- REQUIREMENT
From the data that follows, copy every line holding the string "main".

┄┄┄┄┄┄┄┄┄┄

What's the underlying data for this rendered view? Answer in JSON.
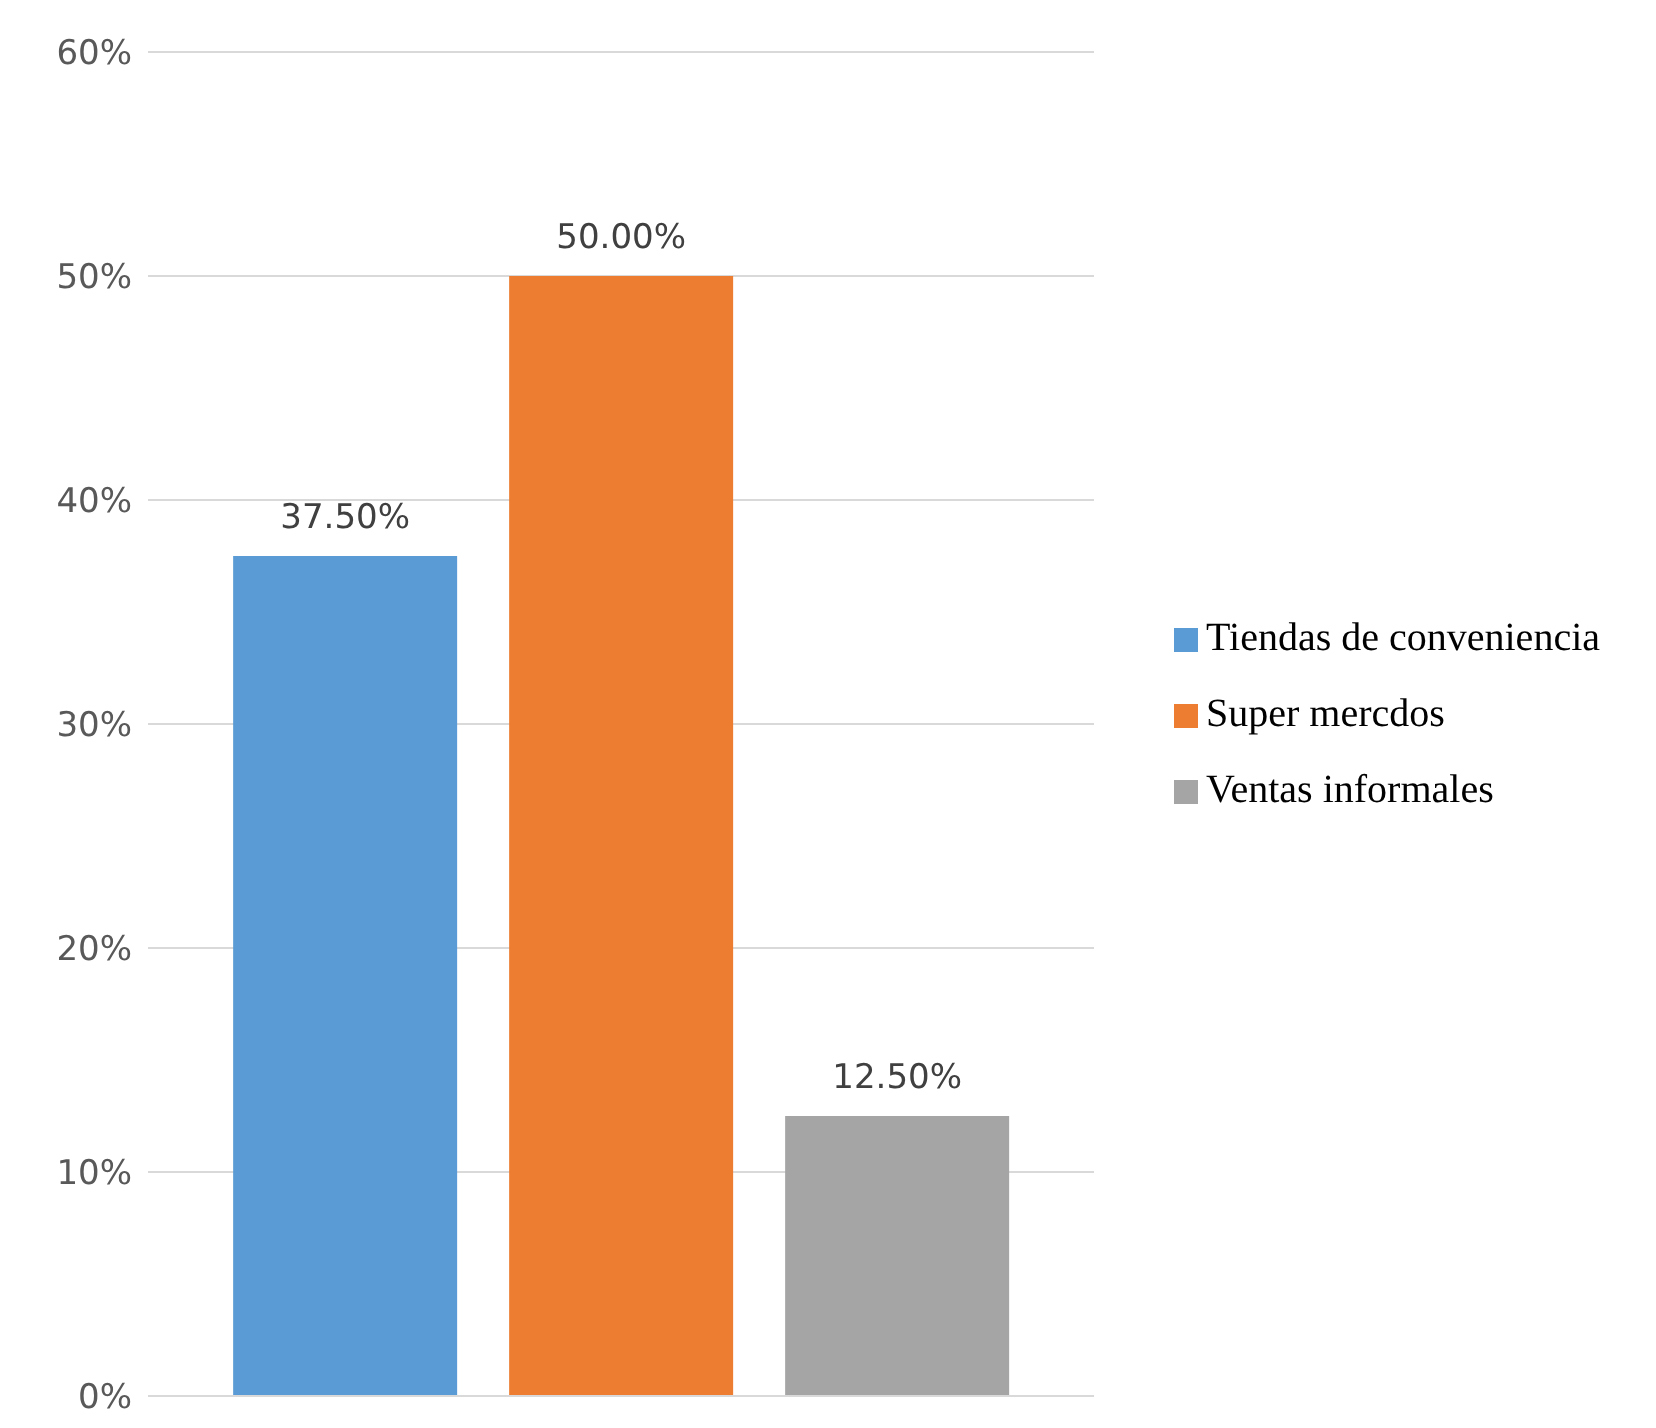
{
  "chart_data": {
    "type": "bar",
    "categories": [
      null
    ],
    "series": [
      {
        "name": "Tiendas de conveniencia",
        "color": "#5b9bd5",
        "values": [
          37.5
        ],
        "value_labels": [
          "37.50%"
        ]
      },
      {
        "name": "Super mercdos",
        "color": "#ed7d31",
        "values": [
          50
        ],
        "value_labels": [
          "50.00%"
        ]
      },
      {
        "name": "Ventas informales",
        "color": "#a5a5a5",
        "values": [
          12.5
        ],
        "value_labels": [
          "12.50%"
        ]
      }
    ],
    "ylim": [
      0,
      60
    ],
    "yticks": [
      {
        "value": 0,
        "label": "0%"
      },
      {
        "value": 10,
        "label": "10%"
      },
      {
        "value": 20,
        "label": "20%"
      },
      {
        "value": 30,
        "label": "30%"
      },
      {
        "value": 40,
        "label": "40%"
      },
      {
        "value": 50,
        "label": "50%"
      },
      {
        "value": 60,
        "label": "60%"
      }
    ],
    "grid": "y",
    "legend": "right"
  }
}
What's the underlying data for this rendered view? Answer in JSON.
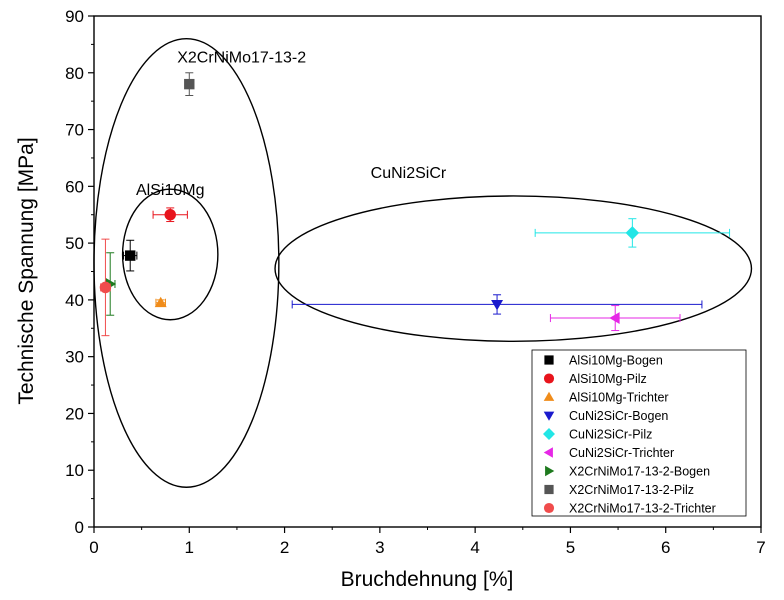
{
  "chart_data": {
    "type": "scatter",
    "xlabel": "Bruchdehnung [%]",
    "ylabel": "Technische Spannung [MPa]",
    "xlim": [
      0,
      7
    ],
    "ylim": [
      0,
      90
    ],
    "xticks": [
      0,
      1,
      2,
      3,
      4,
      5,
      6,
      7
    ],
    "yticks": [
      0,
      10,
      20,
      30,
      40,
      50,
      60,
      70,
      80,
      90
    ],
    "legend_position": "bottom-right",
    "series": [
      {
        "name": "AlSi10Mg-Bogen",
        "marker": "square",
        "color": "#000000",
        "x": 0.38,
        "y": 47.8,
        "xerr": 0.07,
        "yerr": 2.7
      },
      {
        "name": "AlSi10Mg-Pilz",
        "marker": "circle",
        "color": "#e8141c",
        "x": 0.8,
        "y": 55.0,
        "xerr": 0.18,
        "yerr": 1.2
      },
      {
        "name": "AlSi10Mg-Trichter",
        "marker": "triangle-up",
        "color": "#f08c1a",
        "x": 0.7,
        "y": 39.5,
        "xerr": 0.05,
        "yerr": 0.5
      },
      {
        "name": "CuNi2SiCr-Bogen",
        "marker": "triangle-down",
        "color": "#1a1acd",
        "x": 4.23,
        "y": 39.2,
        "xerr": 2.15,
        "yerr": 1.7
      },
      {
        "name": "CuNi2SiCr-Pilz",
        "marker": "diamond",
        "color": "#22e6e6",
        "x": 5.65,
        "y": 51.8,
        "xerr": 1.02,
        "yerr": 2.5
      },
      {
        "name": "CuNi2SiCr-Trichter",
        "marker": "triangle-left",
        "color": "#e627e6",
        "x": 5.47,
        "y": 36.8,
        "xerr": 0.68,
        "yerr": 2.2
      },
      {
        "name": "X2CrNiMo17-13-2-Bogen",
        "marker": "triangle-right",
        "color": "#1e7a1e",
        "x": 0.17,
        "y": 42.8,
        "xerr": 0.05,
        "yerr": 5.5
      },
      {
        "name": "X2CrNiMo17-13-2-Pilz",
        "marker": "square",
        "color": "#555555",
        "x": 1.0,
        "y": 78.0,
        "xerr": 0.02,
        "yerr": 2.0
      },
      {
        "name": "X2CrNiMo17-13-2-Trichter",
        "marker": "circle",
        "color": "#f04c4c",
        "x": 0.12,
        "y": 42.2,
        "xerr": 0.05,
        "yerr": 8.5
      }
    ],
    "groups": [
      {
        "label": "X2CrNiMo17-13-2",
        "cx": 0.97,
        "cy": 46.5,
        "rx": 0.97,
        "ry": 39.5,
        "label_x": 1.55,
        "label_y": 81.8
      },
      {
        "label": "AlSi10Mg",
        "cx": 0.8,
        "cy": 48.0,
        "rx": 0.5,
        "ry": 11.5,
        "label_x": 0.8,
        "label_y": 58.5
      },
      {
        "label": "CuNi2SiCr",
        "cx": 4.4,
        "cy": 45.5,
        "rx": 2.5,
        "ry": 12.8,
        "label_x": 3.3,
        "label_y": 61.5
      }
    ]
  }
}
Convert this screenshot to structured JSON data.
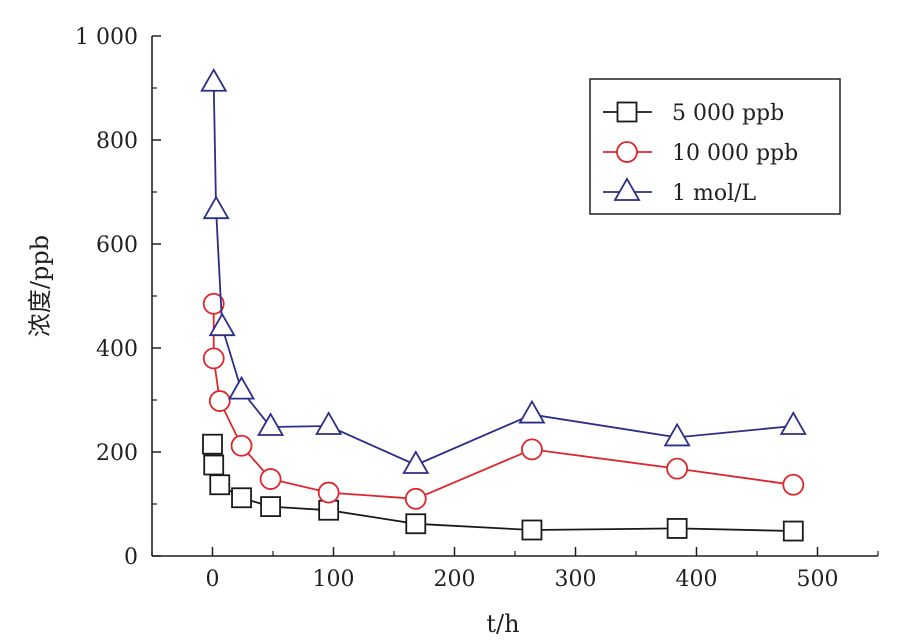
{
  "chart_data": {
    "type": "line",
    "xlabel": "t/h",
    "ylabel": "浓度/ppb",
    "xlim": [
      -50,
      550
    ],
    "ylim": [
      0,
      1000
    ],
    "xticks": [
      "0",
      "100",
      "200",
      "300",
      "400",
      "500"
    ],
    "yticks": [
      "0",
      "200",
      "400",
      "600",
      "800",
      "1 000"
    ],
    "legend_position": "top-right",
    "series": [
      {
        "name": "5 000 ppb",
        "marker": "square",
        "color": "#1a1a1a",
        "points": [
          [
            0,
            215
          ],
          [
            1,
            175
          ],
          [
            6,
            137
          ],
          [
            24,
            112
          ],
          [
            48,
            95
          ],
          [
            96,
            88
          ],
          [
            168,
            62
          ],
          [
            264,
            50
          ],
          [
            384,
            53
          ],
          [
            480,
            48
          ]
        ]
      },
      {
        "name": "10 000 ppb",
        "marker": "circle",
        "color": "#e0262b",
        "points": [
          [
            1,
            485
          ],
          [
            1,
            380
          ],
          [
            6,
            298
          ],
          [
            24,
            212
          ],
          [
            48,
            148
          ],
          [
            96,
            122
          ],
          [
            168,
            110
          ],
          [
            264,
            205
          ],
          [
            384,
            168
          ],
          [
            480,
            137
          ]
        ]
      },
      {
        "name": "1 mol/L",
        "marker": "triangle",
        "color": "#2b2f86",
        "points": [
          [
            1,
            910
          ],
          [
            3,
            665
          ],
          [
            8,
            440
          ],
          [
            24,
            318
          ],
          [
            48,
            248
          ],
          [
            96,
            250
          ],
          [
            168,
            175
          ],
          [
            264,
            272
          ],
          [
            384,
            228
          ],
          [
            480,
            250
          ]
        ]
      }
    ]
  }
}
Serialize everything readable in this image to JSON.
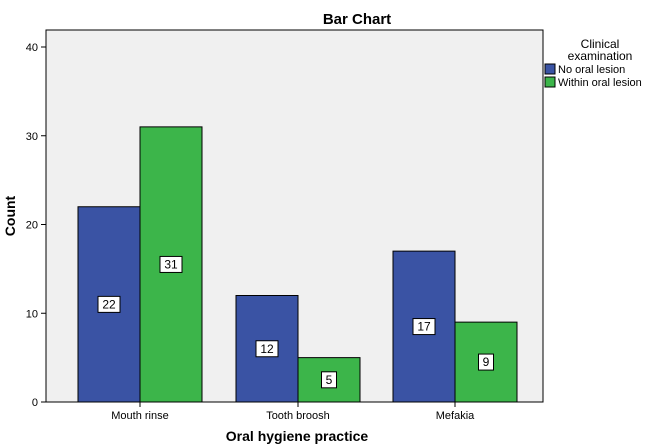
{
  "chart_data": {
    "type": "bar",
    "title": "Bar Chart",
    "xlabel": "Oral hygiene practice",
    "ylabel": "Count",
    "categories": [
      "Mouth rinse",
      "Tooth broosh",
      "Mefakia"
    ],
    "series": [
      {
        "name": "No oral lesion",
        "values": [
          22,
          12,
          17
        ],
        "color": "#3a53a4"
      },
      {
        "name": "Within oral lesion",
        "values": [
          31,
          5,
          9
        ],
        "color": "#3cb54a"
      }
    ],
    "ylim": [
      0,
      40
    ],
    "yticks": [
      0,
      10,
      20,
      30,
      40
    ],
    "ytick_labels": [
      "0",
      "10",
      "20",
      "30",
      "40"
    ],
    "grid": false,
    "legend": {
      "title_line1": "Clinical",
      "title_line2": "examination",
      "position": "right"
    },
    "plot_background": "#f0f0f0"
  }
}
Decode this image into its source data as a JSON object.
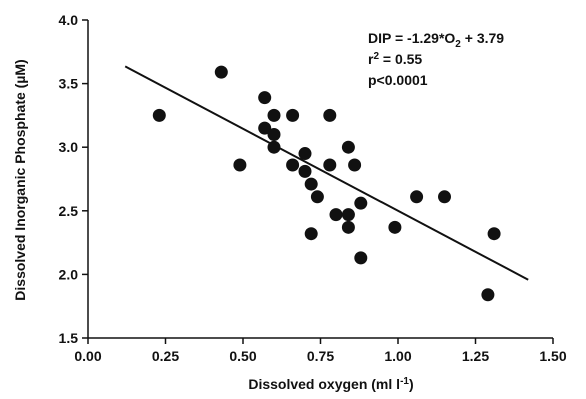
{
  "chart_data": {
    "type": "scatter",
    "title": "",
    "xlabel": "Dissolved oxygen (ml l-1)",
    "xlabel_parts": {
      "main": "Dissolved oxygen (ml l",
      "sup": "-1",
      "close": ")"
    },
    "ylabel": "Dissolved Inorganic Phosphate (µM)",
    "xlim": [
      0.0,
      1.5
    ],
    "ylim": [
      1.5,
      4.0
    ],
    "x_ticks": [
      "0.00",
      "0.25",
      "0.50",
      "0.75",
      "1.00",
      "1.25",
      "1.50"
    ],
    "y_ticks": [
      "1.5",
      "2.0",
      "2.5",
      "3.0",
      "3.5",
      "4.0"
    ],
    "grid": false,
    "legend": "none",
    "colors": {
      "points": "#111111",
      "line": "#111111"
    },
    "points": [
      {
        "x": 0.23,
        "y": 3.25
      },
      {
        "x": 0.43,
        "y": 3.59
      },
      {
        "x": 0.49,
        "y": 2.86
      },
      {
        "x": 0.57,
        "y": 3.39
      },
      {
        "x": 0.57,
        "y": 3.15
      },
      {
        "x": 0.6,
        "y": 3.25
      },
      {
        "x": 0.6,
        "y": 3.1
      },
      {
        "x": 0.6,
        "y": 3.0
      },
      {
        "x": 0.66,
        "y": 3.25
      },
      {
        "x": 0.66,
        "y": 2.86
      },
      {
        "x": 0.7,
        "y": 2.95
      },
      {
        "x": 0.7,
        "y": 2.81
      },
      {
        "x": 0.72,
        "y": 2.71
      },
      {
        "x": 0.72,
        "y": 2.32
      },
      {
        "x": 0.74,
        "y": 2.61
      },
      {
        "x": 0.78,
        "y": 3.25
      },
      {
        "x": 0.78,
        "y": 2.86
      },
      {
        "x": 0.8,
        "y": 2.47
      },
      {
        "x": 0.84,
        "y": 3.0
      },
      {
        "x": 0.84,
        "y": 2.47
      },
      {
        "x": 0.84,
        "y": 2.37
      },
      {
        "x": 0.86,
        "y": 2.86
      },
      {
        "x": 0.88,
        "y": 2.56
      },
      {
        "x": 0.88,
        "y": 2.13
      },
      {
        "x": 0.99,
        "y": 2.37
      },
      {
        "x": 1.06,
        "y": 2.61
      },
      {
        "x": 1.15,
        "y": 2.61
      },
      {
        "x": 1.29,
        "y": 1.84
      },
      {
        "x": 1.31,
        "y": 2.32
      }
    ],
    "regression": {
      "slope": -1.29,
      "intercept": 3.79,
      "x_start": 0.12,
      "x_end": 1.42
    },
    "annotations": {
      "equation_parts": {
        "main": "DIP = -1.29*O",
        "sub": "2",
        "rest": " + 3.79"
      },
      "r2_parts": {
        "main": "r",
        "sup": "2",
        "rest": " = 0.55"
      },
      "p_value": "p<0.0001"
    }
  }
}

┄┄┄┄┄┄┄┄┄┄

- WRITTEN SOLUTION
      "main": "Dissolved oxygen (ml l",
        "main": "DIP = -1.29*O",
        "main": "r",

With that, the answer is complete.